Martha Redbone (born 1966) is an American blues and soul singer, who has won awards for her contemporary music. Her music is a mix of rhythm and blues and soul music influences, fused with elements of Native American music. She identifies as having Choctaw, Eastern Cherokee, and African-American ancestry.

Early life and education
Martha Redbone was born in 1966, in New York City. Martha spent time with her maternal grandparents in Harlan County. She wrote that she spent much of her childhood in Black Mountain, Kentucky, with her maternal grandmother, whom she identifies as being of Eastern Cherokee and Shawnee ancestry, and her maternal grandfather, whom she identifies as being of Black and Choctaw ancestry. She wrote that she moved back to Brooklyn, New York, as a child, "but we went back to Kentucky often for ceremonies."

Career
Redbone became a musician and singer, combining music styles with Black American and Native American roots music. She began performing under the name Martha Redbone in 1996, using the nickname "Redbone" given to her by her father. She was mentored by Junie Morrison of the Ohio Players and Parliament Funkadelic where she honed her skills as a professional songwriter and producer. Since bursting onto the scene at the 2002 Native American Music Awards, she has earned a reputation as a collaborator, performer, educator, and mentor across native North America and in some cases abroad. In early 2007, Redbone's Skintalk won The 6th Annual Independent Music Awards for Best R&B Album.

Dataset items

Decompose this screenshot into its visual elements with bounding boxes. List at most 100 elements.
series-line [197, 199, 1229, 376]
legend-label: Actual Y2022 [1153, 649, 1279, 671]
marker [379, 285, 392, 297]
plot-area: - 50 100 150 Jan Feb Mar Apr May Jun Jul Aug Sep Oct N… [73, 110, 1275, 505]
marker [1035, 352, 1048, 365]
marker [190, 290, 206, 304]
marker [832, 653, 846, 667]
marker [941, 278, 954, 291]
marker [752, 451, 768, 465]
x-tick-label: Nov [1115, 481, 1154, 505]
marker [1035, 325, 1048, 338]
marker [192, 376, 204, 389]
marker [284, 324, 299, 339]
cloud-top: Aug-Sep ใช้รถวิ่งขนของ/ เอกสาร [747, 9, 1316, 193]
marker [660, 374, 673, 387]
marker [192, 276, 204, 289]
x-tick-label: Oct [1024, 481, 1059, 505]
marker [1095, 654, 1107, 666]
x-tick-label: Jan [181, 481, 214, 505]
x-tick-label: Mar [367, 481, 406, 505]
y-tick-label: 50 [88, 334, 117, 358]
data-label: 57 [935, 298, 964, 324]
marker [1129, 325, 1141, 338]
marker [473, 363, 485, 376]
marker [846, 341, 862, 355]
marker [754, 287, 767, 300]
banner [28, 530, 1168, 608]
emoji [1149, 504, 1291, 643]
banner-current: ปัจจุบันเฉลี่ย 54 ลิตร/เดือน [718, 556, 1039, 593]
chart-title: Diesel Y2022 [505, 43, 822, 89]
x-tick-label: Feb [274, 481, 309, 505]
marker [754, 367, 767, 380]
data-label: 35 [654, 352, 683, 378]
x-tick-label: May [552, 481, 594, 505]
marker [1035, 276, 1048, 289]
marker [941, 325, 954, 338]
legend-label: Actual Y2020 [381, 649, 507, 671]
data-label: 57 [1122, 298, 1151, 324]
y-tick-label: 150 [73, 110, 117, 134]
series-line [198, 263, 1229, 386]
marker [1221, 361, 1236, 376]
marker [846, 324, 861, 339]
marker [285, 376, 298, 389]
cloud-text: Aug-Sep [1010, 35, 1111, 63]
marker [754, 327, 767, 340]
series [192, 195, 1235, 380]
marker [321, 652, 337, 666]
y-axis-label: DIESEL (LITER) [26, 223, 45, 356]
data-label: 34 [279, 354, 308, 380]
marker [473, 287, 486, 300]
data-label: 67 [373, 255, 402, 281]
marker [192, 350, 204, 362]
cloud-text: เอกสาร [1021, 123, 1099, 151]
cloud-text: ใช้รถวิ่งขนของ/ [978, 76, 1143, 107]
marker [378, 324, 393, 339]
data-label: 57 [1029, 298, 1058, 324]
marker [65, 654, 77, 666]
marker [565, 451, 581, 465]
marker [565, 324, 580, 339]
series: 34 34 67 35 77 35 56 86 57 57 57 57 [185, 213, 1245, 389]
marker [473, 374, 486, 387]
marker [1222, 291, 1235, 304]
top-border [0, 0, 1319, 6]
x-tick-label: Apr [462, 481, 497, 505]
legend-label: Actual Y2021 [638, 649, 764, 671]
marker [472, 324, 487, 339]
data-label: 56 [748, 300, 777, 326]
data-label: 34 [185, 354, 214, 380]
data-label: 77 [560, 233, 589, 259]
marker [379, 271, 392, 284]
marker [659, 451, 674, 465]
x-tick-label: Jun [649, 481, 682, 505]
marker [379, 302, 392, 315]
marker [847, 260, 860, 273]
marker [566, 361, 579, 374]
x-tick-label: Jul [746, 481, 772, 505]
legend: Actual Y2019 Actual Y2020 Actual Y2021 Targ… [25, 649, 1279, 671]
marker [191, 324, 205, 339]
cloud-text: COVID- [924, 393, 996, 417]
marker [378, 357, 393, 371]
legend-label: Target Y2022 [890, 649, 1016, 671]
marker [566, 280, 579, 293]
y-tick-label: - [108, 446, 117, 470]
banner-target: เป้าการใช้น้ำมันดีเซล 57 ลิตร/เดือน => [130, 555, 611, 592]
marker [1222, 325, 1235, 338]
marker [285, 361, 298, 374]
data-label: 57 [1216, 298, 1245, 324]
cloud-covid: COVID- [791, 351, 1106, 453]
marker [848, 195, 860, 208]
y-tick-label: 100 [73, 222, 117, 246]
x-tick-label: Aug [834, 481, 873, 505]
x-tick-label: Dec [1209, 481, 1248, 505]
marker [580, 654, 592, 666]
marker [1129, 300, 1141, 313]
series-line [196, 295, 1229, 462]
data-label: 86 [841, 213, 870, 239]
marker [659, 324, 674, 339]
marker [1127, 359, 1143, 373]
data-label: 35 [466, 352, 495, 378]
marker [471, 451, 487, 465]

◆ PROMPT:
Could you copy the Martha Redbone biography from the top of the page in full, word for word?

◆ FULL SOLUTION:
Martha Redbone (born 1966) is an American blues and soul singer, who has won awards for her contemporary music. Her music is a mix of rhythm and blues and soul music influences, fused with elements of Native American music. She identifies as having Choctaw, Eastern Cherokee, and African-American ancestry.

Early life and education
Martha Redbone was born in 1966, in New York City. Martha spent time with her maternal grandparents in Harlan County. She wrote that she spent much of her childhood in Black Mountain, Kentucky, with her maternal grandmother, whom she identifies as being of Eastern Cherokee and Shawnee ancestry, and her maternal grandfather, whom she identifies as being of Black and Choctaw ancestry. She wrote that she moved back to Brooklyn, New York, as a child, "but we went back to Kentucky often for ceremonies."

Career
Redbone became a musician and singer, combining music styles with Black American and Native American roots music. She began performing under the name Martha Redbone in 1996, using the nickname "Redbone" given to her by her father. She was mentored by Junie Morrison of the Ohio Players and Parliament Funkadelic where she honed her skills as a professional songwriter and producer. Since bursting onto the scene at the 2002 Native American Music Awards, she has earned a reputation as a collaborator, performer, educator, and mentor across native North America and in some cases abroad. In early 2007, Redbone's Skintalk won The 6th Annual Independent Music Awards for Best R&B Album.